Supplied material:
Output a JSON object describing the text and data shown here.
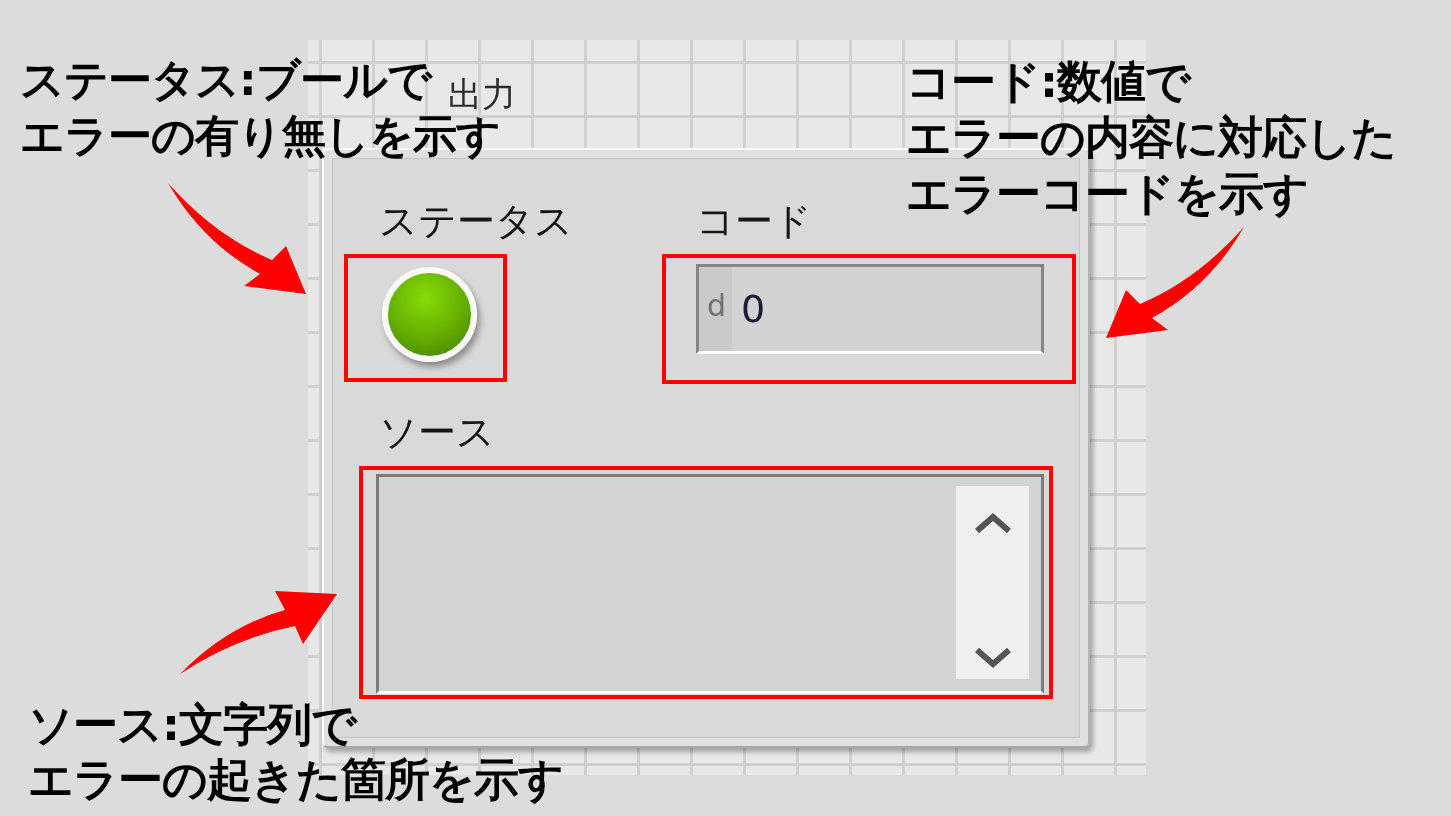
{
  "annotations": [
    {
      "kind": "status",
      "lines": [
        "ステータス:ブールで",
        "エラーの有り無しを示す"
      ]
    },
    {
      "kind": "code",
      "lines": [
        "コード:数値で",
        "エラーの内容に対応した",
        "エラーコードを示す"
      ]
    },
    {
      "kind": "source",
      "lines": [
        "ソース:文字列で",
        "エラーの起きた箇所を示す"
      ]
    }
  ],
  "cluster": {
    "title": "出力",
    "status": {
      "label": "ステータス",
      "value": false,
      "highlighted": true
    },
    "code": {
      "label": "コード",
      "radix": "d",
      "value": "0",
      "highlighted": true
    },
    "source": {
      "label": "ソース",
      "highlighted": true
    }
  }
}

Objective: Restate the full listing verbatim and drop every picture.

Full response:
Output a JSON object describing the text and data shown here.
{
  "annotations": [
    {
      "kind": "status",
      "lines": [
        "ステータス:ブールで",
        "エラーの有り無しを示す"
      ]
    },
    {
      "kind": "code",
      "lines": [
        "コード:数値で",
        "エラーの内容に対応した",
        "エラーコードを示す"
      ]
    },
    {
      "kind": "source",
      "lines": [
        "ソース:文字列で",
        "エラーの起きた箇所を示す"
      ]
    }
  ],
  "cluster": {
    "title": "出力",
    "status": {
      "label": "ステータス",
      "value": false,
      "highlighted": true
    },
    "code": {
      "label": "コード",
      "radix": "d",
      "value": "0",
      "highlighted": true
    },
    "source": {
      "label": "ソース",
      "highlighted": true
    }
  }
}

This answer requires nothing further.